**Problem requirements**
Rewrite everything from the start of the material down to the line containing "reply-text-line2: 로드 뜨기는...", replacing "divider" with "separator" and changing nothing else.

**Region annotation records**
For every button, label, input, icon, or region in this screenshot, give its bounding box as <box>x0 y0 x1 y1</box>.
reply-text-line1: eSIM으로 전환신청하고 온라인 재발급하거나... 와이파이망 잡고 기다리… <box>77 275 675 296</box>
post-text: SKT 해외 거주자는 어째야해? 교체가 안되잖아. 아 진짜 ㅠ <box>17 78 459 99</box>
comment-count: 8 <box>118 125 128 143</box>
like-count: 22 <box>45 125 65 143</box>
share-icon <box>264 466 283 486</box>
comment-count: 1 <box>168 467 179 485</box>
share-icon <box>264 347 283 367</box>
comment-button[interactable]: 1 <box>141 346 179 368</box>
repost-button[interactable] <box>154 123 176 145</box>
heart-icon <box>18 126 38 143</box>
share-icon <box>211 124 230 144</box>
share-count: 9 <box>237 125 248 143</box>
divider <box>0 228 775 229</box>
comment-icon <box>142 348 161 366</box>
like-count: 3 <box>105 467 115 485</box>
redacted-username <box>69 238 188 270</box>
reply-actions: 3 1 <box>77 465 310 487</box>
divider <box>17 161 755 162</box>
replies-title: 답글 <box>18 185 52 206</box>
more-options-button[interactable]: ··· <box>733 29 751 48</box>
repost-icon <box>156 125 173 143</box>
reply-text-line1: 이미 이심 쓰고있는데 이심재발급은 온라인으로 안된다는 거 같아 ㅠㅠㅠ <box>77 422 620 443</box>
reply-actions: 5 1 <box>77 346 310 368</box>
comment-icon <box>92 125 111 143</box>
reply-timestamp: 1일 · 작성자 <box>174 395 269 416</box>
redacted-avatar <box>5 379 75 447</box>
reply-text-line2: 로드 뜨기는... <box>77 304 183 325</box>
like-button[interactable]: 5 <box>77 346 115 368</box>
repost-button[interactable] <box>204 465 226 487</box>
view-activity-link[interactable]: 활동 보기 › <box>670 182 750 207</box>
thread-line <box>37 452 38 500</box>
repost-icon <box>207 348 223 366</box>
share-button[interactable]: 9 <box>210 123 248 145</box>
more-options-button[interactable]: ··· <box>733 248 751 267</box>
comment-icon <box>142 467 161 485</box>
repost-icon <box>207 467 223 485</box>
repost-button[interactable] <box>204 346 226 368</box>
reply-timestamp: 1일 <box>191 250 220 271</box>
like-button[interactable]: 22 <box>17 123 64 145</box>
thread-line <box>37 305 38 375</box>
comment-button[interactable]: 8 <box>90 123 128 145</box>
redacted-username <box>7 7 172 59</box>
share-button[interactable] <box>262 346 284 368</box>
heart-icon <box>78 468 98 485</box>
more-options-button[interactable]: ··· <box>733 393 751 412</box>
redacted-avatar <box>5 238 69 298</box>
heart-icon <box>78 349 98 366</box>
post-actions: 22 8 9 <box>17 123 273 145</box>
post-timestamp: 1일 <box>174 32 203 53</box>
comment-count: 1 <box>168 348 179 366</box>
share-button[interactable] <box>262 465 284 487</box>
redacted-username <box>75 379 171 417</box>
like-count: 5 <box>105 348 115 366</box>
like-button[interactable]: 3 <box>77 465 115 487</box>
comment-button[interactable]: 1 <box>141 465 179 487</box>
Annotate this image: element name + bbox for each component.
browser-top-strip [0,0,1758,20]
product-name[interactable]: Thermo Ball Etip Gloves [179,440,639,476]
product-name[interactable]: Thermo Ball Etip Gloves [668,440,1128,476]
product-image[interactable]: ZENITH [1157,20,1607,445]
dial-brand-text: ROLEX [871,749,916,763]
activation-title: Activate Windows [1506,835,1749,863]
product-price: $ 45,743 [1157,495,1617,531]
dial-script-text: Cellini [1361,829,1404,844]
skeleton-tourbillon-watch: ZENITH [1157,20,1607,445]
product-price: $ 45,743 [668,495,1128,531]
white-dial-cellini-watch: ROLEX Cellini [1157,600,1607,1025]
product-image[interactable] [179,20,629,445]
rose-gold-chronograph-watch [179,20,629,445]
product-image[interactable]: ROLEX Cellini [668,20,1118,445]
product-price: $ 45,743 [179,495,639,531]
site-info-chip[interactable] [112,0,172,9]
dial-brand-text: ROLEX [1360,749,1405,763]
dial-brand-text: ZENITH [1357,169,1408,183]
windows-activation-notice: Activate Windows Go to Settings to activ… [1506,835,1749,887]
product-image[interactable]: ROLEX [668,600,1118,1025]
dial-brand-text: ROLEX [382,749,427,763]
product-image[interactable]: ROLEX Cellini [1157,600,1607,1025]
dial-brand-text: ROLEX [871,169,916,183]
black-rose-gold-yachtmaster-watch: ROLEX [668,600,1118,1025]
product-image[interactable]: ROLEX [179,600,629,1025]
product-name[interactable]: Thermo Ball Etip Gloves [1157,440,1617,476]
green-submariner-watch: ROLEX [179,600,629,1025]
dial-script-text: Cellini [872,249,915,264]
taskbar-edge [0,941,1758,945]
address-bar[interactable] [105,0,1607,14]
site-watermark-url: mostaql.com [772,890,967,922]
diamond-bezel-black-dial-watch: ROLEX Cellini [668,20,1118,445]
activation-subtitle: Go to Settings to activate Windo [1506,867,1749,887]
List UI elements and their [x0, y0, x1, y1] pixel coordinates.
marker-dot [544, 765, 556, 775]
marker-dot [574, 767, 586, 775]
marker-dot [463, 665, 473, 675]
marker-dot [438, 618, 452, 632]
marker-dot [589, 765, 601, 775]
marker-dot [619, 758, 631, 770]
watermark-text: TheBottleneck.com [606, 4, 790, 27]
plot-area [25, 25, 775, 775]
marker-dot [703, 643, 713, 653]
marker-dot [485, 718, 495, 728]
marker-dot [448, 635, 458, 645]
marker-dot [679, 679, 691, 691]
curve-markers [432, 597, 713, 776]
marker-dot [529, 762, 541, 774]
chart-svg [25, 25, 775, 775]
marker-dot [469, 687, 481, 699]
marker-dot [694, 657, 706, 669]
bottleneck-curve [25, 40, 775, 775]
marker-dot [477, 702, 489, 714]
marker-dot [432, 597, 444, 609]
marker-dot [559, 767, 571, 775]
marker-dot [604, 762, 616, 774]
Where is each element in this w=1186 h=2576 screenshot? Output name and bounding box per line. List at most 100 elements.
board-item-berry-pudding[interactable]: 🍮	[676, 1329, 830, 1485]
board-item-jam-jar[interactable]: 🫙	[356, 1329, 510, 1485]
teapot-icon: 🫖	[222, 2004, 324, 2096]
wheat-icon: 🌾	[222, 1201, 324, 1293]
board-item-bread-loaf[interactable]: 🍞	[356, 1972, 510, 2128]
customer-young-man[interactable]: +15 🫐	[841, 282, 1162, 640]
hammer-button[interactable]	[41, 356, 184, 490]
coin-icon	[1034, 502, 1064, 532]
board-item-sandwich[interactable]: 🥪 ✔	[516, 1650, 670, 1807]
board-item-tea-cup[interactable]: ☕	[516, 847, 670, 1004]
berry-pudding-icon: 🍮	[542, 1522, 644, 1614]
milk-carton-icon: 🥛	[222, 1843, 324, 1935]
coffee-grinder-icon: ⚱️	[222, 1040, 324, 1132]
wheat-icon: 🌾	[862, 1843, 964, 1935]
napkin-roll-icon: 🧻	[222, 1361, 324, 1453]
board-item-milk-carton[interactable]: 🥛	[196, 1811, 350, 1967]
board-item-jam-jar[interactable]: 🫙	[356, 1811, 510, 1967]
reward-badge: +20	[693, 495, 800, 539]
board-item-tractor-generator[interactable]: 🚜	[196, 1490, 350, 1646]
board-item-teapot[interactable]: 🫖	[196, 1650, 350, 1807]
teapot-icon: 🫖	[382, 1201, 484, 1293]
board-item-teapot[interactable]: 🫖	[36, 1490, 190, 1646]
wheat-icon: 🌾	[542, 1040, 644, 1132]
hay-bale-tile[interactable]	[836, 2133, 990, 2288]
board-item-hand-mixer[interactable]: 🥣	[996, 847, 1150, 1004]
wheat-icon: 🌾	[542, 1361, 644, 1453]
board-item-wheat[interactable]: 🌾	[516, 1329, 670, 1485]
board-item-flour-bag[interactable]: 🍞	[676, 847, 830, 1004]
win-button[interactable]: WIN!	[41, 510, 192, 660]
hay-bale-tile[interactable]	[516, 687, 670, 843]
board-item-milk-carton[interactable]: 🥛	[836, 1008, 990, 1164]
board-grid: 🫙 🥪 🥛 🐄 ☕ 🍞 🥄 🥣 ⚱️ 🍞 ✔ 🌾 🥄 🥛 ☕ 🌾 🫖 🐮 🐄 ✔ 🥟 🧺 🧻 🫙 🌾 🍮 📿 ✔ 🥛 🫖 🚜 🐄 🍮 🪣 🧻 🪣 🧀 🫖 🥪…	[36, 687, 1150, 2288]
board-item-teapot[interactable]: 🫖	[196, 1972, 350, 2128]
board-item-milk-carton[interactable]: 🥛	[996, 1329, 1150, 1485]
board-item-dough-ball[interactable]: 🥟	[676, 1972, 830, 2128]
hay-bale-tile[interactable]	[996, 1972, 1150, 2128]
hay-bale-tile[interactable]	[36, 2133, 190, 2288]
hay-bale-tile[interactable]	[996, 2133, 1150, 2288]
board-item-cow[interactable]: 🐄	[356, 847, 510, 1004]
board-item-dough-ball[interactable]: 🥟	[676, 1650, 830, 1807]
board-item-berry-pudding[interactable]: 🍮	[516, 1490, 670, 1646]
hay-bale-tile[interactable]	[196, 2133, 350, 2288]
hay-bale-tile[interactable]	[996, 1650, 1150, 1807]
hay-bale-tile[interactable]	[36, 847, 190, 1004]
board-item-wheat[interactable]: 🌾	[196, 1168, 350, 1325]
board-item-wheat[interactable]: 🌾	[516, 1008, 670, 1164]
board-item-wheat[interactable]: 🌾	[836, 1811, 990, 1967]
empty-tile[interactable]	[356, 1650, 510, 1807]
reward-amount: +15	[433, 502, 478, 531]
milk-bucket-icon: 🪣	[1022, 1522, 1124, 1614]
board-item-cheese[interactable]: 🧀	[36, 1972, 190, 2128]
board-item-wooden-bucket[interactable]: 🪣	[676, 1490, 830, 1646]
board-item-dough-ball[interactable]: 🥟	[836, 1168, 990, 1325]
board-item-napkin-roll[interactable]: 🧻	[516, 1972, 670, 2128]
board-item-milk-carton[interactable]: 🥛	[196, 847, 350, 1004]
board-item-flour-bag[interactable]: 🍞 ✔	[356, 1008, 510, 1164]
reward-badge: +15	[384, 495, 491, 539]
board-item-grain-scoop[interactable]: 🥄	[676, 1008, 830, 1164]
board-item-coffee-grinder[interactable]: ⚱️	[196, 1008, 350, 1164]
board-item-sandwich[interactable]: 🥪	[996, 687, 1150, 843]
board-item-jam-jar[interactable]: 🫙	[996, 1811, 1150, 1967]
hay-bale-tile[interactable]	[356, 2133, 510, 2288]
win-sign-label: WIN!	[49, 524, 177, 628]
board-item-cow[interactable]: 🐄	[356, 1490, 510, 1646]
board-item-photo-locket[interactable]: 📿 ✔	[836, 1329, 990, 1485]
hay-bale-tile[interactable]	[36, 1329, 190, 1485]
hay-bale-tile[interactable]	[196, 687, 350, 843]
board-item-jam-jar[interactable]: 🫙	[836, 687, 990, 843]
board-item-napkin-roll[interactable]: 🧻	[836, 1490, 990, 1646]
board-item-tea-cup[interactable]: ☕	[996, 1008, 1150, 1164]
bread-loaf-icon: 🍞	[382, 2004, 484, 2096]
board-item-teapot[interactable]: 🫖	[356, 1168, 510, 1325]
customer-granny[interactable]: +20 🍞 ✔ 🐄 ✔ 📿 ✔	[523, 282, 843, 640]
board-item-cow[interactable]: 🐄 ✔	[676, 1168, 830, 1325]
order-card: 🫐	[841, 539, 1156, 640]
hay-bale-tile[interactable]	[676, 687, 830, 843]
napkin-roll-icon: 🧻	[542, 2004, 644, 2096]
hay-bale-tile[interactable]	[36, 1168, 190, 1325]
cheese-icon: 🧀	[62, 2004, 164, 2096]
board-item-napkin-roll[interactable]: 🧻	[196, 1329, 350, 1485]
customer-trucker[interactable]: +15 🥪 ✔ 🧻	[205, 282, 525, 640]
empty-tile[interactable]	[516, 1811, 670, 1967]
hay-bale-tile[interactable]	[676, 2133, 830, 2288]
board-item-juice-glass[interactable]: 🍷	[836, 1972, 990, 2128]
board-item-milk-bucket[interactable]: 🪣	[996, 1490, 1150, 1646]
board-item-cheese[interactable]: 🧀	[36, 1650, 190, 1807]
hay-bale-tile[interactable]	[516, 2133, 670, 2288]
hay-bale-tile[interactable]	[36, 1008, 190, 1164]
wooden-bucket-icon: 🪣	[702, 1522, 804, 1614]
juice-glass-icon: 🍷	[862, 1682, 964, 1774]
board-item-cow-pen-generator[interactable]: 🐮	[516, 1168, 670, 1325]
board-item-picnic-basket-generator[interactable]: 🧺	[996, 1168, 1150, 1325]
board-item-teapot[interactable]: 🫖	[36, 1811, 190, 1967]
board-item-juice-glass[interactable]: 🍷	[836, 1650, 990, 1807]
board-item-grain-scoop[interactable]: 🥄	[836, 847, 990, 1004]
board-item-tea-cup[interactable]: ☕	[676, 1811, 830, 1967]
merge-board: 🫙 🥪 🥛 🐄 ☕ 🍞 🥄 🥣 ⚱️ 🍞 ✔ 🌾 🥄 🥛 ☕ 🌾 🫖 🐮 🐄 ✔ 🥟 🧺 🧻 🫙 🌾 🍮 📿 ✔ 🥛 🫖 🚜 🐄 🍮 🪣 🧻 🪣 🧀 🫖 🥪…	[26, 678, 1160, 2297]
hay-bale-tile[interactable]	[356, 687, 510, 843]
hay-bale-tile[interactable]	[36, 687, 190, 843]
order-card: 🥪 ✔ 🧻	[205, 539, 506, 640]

**Solution to this exercise**
For every button, label, input, icon, or region in this screenshot, give its bounding box as <box>x0 y0 x1 y1</box>.
reply-text-line1: eSIM으로 전환신청하고 온라인 재발급하거나... 와이파이망 잡고 기다리… <box>77 275 675 296</box>
post-text: SKT 해외 거주자는 어째야해? 교체가 안되잖아. 아 진짜 ㅠ <box>17 78 459 99</box>
comment-count: 8 <box>118 125 128 143</box>
like-count: 22 <box>45 125 65 143</box>
share-icon <box>264 466 283 486</box>
comment-count: 1 <box>168 467 179 485</box>
share-icon <box>264 347 283 367</box>
comment-button[interactable]: 1 <box>141 346 179 368</box>
repost-button[interactable] <box>154 123 176 145</box>
heart-icon <box>18 126 38 143</box>
share-icon <box>211 124 230 144</box>
share-count: 9 <box>237 125 248 143</box>
separator <box>0 228 775 229</box>
comment-icon <box>142 348 161 366</box>
like-count: 3 <box>105 467 115 485</box>
redacted-username <box>69 238 188 270</box>
reply-actions: 3 1 <box>77 465 310 487</box>
separator <box>17 161 755 162</box>
replies-title: 답글 <box>18 185 52 206</box>
more-options-button[interactable]: ··· <box>733 29 751 48</box>
repost-icon <box>156 125 173 143</box>
reply-text-line1: 이미 이심 쓰고있는데 이심재발급은 온라인으로 안된다는 거 같아 ㅠㅠㅠ <box>77 422 620 443</box>
reply-actions: 5 1 <box>77 346 310 368</box>
comment-icon <box>92 125 111 143</box>
reply-timestamp: 1일 · 작성자 <box>174 395 269 416</box>
redacted-avatar <box>5 379 75 447</box>
reply-text-line2: 로드 뜨기는... <box>77 304 183 325</box>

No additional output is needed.